Items from a dataset
★ ★ ★ ★

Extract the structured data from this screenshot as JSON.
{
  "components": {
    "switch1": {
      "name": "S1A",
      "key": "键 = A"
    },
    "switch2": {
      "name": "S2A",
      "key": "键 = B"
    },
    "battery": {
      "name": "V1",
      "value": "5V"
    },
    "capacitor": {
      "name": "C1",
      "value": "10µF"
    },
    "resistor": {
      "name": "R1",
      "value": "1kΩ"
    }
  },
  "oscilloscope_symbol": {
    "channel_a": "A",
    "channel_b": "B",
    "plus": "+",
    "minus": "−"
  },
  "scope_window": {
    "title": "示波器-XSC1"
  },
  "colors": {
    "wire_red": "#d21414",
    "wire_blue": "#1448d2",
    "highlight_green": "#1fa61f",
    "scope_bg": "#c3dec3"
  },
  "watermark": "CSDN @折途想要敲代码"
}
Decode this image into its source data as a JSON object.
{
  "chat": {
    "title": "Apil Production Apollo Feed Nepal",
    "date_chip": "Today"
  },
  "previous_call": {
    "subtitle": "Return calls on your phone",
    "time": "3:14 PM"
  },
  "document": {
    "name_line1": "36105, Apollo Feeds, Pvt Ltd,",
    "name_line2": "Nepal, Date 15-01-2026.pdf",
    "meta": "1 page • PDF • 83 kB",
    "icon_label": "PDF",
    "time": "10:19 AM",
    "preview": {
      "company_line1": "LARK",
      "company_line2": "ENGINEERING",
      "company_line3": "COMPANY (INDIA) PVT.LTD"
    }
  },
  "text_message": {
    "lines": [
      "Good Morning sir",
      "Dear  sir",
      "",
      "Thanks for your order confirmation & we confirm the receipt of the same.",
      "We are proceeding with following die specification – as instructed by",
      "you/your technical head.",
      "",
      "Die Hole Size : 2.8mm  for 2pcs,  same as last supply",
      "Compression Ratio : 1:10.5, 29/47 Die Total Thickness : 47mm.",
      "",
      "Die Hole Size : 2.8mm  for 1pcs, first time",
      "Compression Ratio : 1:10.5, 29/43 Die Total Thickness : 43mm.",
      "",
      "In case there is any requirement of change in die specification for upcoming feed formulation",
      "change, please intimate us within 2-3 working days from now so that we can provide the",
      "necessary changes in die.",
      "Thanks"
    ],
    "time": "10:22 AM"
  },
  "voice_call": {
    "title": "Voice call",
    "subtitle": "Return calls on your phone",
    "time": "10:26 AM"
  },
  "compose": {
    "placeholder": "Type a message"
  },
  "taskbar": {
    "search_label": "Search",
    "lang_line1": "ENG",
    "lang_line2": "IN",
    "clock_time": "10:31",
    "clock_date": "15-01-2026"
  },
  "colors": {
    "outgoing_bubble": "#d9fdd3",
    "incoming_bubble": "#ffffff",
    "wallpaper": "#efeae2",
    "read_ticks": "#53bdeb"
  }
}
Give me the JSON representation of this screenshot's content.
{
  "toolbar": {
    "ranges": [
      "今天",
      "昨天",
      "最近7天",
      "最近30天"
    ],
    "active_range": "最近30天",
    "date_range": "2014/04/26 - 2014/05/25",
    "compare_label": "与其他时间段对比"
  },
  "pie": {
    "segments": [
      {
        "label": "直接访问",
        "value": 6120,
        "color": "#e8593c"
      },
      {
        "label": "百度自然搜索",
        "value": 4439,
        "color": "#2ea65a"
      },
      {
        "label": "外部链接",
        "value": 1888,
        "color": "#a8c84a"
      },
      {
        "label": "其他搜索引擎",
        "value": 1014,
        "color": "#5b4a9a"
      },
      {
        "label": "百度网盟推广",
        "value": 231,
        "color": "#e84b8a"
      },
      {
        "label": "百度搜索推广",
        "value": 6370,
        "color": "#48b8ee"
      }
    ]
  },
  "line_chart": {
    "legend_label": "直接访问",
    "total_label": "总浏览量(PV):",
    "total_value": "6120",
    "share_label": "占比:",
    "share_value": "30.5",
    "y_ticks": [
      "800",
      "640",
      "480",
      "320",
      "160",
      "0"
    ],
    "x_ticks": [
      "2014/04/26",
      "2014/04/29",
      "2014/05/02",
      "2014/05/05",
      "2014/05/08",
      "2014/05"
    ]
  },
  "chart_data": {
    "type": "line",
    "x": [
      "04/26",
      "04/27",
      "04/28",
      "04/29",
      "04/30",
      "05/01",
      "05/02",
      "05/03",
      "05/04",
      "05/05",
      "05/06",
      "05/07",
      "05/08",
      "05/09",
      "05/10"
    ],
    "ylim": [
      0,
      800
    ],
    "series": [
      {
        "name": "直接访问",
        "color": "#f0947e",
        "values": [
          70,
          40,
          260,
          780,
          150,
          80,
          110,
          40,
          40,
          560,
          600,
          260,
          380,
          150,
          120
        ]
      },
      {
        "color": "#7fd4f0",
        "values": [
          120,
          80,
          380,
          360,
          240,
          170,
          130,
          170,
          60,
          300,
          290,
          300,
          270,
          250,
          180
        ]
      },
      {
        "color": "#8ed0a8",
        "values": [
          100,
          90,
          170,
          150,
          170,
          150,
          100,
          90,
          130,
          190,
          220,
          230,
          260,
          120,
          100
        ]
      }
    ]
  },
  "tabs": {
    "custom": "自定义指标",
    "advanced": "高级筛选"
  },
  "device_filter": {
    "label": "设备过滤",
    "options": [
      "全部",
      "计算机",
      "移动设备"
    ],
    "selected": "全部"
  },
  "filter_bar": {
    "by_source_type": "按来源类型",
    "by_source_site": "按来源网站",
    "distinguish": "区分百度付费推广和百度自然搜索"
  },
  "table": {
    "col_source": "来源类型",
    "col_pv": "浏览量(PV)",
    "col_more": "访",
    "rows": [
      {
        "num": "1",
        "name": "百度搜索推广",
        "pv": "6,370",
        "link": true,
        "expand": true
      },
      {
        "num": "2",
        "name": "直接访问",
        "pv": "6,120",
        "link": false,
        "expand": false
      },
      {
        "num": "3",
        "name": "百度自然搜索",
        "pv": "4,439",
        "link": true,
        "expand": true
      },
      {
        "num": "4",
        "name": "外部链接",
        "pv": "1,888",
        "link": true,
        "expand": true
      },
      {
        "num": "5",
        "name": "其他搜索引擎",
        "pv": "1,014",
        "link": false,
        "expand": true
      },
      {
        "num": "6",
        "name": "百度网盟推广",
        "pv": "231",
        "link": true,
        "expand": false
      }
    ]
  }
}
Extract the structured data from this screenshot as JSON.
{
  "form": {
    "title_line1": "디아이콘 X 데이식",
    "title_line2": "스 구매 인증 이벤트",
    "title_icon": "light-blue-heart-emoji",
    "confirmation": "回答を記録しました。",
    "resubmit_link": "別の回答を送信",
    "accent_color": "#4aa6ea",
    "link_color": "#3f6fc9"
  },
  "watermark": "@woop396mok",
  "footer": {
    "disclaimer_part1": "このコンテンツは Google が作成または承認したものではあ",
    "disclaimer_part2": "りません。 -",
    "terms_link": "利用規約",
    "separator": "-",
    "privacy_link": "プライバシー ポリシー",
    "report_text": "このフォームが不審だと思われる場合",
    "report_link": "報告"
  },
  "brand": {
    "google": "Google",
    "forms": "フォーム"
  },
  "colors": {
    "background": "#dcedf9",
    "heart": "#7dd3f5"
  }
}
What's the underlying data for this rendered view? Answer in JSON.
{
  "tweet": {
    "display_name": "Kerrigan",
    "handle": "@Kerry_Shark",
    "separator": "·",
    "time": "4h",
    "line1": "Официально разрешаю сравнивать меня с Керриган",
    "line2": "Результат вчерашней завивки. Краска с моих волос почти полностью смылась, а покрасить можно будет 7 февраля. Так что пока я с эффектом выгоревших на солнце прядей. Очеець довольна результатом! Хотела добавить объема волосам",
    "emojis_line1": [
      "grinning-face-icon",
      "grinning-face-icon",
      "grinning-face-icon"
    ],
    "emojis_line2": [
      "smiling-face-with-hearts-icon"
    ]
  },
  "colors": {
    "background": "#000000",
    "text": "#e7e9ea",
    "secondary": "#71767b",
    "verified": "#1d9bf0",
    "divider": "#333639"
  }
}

★ ★ ★ ★

▶ _EXERCISE_: Determine how many lines above contain "Nepal" as a word or string. Give the number alone.

▶ _TASK OUTPUT_: 2